◆ **Task brief**
Find every line with the word "ремонту". Copy those lines.

Stored dataset items:
--- --- ---

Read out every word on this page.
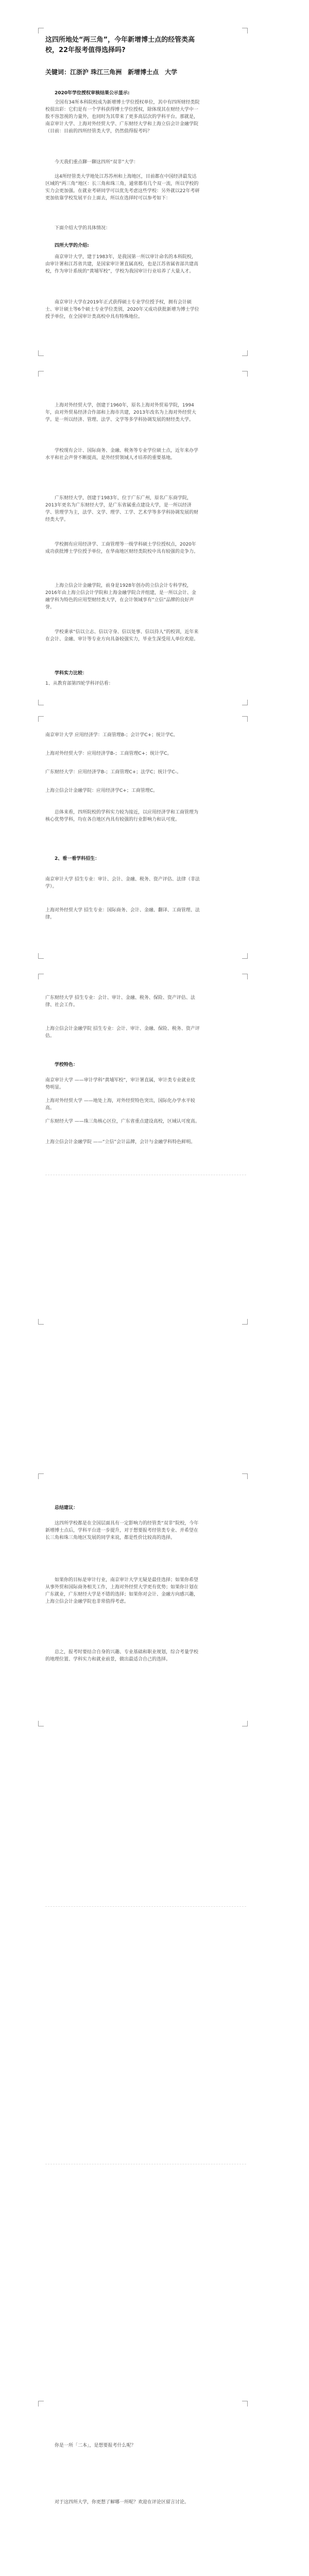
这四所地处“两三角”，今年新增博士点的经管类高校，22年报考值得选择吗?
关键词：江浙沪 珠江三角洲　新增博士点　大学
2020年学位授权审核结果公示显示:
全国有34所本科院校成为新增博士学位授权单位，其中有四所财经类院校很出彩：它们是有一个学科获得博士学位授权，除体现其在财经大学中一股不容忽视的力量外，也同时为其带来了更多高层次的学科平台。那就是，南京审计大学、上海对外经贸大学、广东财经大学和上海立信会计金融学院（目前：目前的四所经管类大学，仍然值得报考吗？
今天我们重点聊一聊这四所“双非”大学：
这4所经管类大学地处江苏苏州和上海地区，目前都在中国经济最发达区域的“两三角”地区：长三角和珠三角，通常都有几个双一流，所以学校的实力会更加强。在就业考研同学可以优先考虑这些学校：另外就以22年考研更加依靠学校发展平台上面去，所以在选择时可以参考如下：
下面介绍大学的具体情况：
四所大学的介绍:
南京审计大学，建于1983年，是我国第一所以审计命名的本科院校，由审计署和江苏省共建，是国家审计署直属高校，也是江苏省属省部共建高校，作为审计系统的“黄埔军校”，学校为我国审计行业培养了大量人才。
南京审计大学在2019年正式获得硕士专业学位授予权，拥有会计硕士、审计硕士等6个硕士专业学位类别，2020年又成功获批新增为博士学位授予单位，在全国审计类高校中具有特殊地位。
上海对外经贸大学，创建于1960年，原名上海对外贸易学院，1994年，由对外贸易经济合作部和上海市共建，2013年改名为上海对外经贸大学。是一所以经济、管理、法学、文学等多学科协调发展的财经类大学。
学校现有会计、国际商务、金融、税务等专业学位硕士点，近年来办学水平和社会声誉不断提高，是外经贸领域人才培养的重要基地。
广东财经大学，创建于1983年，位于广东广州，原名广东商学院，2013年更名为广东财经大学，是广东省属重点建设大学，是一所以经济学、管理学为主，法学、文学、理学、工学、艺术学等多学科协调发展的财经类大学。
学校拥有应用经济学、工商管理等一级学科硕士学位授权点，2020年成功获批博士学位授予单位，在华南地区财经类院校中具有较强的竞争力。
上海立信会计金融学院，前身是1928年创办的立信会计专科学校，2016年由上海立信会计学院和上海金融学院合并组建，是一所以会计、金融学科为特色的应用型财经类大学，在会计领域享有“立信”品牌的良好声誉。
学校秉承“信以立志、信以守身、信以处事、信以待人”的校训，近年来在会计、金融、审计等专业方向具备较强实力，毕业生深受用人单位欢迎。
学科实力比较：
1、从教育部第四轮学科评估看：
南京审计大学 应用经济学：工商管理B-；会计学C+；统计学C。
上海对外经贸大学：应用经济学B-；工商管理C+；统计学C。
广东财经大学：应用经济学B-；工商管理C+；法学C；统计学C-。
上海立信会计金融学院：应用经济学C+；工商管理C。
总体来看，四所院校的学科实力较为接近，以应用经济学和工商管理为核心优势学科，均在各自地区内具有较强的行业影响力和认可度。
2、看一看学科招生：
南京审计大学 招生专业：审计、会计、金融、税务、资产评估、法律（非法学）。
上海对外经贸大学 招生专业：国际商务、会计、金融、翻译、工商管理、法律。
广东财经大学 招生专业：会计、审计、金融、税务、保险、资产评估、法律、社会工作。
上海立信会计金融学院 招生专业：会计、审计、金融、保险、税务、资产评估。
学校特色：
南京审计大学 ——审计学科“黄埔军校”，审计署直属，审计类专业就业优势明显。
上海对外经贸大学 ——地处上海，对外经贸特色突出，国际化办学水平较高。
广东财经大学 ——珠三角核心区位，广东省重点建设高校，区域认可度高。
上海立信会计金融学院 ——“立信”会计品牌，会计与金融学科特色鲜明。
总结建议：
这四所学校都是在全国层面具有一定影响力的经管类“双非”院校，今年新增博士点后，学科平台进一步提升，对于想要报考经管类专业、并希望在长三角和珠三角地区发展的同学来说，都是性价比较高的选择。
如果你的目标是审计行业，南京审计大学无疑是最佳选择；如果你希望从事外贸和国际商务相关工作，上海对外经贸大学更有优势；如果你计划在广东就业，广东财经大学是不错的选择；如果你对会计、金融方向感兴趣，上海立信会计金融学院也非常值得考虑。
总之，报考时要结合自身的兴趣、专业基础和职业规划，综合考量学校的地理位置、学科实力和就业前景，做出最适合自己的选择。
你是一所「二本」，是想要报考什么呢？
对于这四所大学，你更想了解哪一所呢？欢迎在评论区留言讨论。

--- --- ---

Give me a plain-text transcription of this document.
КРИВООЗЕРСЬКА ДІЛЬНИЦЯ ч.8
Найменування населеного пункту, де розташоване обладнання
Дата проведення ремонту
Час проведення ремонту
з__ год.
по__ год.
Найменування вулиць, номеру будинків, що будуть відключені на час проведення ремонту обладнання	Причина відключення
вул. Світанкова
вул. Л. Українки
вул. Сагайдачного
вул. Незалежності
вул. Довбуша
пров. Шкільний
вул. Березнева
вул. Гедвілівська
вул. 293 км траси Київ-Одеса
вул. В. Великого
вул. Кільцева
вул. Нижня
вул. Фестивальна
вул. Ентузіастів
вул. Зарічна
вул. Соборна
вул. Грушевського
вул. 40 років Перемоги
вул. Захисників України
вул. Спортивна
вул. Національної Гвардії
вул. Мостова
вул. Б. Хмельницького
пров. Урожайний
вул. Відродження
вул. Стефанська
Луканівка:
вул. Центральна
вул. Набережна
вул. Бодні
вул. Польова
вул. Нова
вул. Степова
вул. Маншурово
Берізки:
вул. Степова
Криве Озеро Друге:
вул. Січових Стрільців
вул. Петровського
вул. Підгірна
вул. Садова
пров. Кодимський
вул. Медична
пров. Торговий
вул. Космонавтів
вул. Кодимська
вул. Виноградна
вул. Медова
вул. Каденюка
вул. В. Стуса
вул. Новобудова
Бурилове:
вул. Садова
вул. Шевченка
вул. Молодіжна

--- --- ---

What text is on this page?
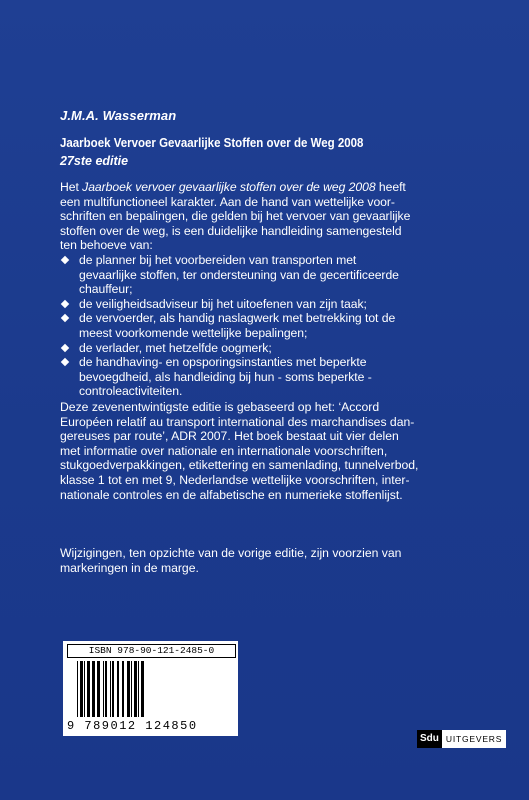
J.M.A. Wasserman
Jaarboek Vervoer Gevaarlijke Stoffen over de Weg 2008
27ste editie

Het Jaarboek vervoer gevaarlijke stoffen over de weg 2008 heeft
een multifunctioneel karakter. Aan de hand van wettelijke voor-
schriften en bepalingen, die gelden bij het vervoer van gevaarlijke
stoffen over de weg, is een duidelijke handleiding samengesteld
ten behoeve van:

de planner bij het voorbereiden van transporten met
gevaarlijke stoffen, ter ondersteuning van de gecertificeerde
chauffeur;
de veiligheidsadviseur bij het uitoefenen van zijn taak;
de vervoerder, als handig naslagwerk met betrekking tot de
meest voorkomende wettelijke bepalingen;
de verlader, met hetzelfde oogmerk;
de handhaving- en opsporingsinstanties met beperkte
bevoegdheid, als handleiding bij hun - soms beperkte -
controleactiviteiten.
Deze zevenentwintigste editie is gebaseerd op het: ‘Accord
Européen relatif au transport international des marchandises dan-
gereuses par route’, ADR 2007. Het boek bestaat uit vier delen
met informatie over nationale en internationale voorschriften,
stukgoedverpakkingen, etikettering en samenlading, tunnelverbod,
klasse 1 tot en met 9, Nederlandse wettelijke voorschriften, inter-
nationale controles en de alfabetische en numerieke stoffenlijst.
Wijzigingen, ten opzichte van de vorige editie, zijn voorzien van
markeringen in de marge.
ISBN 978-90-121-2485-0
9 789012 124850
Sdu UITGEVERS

--- --- ---

◆ **Completed task**
Дата проведення ремонту
Час проведення ремонту
Найменування вулиць, номеру будинків, що будуть відключені на час проведення ремонту обладнання	Причина відключення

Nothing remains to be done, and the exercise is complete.